== Extrait de page ==

-=-=-=-=-

Les Hadiths de l’Islam revus et corrigés

Les Hadiths de l'Islam revus et corrigés

La possibilité d’une « réformation islamique » comparable au mouvement qui fut à l’origine du protestantisme au sein du christianisme semble attrayante – en tout cas en surface – et a été soutenue avec enthousiasme par les athées comme Salman Rushdie. Mais les musulmans qui sont résolus à tenter de réformer leur religion considèrent cette éventualité comme absurde.

Un reportage, plutôt enthousiaste, diffusé la semaine passée dans l’émission Today de la BBC a salué un fait nouveau qui « pourrait marquer le début d’une réforme » dans l’islam.

Ce qui a enthousiasmé la BBC, c’était le fait que le Département des Affaires religieuses turc allait sous peu publier une nouvelle version des hadiths, recueil des paroles et des actions attribuées au prophète Mahomet. Les hadiths jouent un rôle important dans la jurisprudence islamique, en particulier concernant les questions sur lesquelles le Coran ne dit rien, et c’est sur ceux-ci, bien plus que sur le Coran, que reposent la plupart des fatwas – ou opinions religieuses – les plus ineptes qu’émettent les érudits religieux.

Aux premiers jours de l’islam, les paroles du Prophète se transmettaient de bouche à oreille jusqu’à ce qu’elles soient finalement consignées par quelqu’un. Combien des paroles attribuées au Prophète sont-elles authentiques ? C’est là une question de point de vue, mais que certaines ne le soient pas – cela ne fait aucun doute. Dans son livre, Progressive Muslims (les musulmans progressistes), Scott Kugle écrit :

« …Il est très difficile d’établir l’authenticité de la plupart des discours qu’on attribue au Prophète Mahomet. Il est clair cependant que de nombreux propos lui sont attribués rétrospectivement, sans l’avoir été de façon fiable. Les musulmans sont confrontés à des hadiths dans lesquels les propos que l’on prête au Prophète traitent de questions qui n’existaient pas de son temps, des questions telles que: le schisme entre chiites et sunnites, les diverses hérésies théologiques ou même la consignation systématique des hadiths.

Le matériel douteux comprend les condamnations pour homosexualité, auxquelles font souvent référence les érudits aujourd’hui, alors qu’elles sont apparues bien après la mort du Prophète :

« Des hadiths contenant des récits forgés de toute pièce condamnant les relations sexuelles avec une personne du même sexe ont commencé à circuler véritablement pendant la période abbasside (750-1258 AD), à une époque où il était courant chez les aristocrates et à la cour d’avoir un jeune esclave mâle ou un beau porteur de vin à son service ou encore de s’afficher avec un amoureux du même sexe. Un grand nombre de hadiths circulaient au nom du Prophète pour régler le problème de ces pratiques-là, et cela faisait partie de la guerre culturelle des traditionalistes à l’encontre de l’élite cosmopolite des grandes villes abbassides».

-=-=-=-=-

== Données fournies ==

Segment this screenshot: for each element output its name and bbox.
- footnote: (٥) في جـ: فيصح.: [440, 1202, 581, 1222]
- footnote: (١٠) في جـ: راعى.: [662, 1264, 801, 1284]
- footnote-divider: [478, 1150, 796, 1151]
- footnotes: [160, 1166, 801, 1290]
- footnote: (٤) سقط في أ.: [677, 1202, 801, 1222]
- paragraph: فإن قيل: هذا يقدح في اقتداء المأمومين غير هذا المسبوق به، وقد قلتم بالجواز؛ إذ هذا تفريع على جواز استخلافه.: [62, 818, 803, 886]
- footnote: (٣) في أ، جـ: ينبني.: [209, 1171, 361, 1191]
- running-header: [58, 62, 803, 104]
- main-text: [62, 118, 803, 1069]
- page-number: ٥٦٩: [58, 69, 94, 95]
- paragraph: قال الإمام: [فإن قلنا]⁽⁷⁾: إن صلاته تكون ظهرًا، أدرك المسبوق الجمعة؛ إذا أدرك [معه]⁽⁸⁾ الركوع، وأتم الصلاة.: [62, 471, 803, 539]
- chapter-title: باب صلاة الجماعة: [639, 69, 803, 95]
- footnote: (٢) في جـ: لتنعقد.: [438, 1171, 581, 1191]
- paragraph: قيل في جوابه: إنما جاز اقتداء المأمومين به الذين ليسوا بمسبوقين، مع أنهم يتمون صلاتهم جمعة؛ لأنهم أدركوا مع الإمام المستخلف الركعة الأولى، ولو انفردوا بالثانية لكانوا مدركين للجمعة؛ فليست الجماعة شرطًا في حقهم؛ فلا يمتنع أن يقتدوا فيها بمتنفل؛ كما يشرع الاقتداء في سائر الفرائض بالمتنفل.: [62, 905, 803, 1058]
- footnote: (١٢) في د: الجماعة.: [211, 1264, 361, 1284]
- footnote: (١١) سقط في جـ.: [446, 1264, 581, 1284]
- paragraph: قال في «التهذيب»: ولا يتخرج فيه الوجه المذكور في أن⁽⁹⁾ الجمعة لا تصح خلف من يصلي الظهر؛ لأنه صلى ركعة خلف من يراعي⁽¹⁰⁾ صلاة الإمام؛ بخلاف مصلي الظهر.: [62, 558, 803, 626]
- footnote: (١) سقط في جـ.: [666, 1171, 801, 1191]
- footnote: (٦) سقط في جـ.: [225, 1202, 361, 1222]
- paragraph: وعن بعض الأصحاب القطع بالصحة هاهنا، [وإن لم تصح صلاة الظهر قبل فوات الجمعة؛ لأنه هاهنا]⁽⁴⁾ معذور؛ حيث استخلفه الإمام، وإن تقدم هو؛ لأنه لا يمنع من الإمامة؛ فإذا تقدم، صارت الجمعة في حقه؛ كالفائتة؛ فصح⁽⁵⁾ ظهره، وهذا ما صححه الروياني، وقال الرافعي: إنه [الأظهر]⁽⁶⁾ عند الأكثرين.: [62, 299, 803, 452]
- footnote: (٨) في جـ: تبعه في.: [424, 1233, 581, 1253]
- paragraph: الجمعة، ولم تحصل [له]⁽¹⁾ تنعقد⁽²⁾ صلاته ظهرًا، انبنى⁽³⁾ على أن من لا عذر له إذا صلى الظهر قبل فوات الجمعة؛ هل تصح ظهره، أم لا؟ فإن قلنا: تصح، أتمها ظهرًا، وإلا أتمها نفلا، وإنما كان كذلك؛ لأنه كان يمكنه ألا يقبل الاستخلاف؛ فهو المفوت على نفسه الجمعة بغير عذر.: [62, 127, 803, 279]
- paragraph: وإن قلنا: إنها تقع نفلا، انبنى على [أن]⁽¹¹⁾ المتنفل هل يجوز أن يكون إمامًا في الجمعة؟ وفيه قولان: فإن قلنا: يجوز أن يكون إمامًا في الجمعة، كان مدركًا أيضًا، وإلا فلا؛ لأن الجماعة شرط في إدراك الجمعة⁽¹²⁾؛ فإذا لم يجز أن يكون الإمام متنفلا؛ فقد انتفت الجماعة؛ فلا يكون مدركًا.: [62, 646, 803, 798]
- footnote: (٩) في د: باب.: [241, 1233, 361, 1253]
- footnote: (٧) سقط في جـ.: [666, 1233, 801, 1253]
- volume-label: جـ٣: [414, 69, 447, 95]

-=-=-=-=-

== Consigne A ==
Dans l'article sur les hadiths, quel organisme turc s'apprêtait à publier une nouvelle version des hadiths ?
== Consigne B ==
Reproduisez fidèlement le passage de l'article sur les hadiths qui s'ouvre sur les mots contenant « La possibilité d’une » et se clôt sur « éventualité comme absurde. ».
== Consigne C ==
Prolongez l'article sur les hadiths à la suite de sa dernière phrase.
Les entrées n'ont aucun rôle dans ce travail.

== Réponse A ==
Le Département des Affaires religieuses turc.

== Réponse B ==
La possibilité d’une « réformation islamique » comparable au mouvement qui fut à l’origine du protestantisme au sein du christianisme semble attrayante – en tout cas en surface – et a été soutenue avec enthousiasme par les athées comme Salman Rushdie. Mais les musulmans qui sont résolus à tenter de réformer leur religion considèrent cette éventualité comme absurde.

== Réponse C ==
S’appuyant sur ces exemples, Kugle soutient que « la re-évaluation de l’authenticité des hadiths est la clef de la réforme juridique et sociale chez les musulmans ».

Et c’est pratiquement ce qu’est en train de faire le Département des Affaires religieuses en Turquie, en re-examinant tous les anciens recueils de hadiths, pour en éliminer le contenu « désuet, misogyne ou anti-chrétien » (pour citer le correspondant de la BBC), et pour en retirer « le bagage culturel » considéré comme n’ayant pas de fondement justifié dans la religion, comme par exemple: la pratique de l’excision et la règle selon laquelle une femme ne peut pas voyager sans la permission d’un homme. Cette règle, selon le Département, était à l’époque une simple mesure de sécurité qui n’est plus pertinente aujourd’hui.

Le principe de cet exercice est bon, simplement il faut prendre des précautions.

Au sein de la branche sunnite de l’islam (dont la plupart des musulmans sont issus), il existe quatre écoles principales sur le plan juridique – l’école d’Hanafi, celle de Malaki, celle de Shafii et celle d’Hanbali. Leur influence respective varie d’un pays à l’autre, mais celle qui domine en Turquie c’est l’école d’Hanafi.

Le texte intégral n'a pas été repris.